> **Do this**
What follows is a set of records; restate each one word for word and drop the pictures.

— Begin Raw data —

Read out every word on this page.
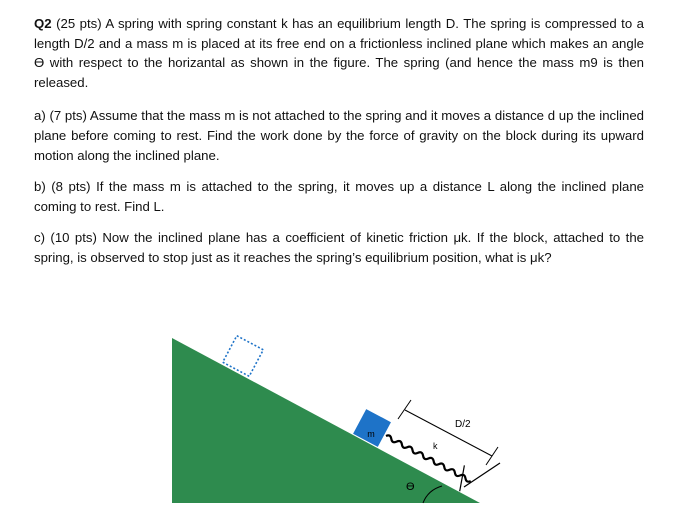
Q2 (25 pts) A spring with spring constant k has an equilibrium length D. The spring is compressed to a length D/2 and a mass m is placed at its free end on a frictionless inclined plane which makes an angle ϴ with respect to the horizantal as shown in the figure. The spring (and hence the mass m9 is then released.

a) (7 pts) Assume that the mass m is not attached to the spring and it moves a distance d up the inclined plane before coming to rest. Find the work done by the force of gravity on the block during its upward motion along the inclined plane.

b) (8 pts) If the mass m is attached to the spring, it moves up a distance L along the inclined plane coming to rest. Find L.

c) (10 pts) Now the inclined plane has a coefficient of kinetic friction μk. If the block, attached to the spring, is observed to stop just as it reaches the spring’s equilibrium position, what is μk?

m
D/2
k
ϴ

— End Raw data —

> **Result of the task**
Read out every word on this page.
Q2 (25 pts) A spring with spring constant k has an equilibrium length D. The spring is compressed to a length D/2 and a mass m is placed at its free end on a frictionless inclined plane which makes an angle ϴ with respect to the horizantal as shown in the figure. The spring (and hence the mass m9 is then released.

a) (7 pts) Assume that the mass m is not attached to the spring and it moves a distance d up the inclined plane before coming to rest. Find the work done by the force of gravity on the block during its upward motion along the inclined plane.

b) (8 pts) If the mass m is attached to the spring, it moves up a distance L along the inclined plane coming to rest. Find L.

c) (10 pts) Now the inclined plane has a coefficient of kinetic friction μk. If the block, attached to the spring, is observed to stop just as it reaches the spring’s equilibrium position, what is μk?

m
D/2
k
ϴ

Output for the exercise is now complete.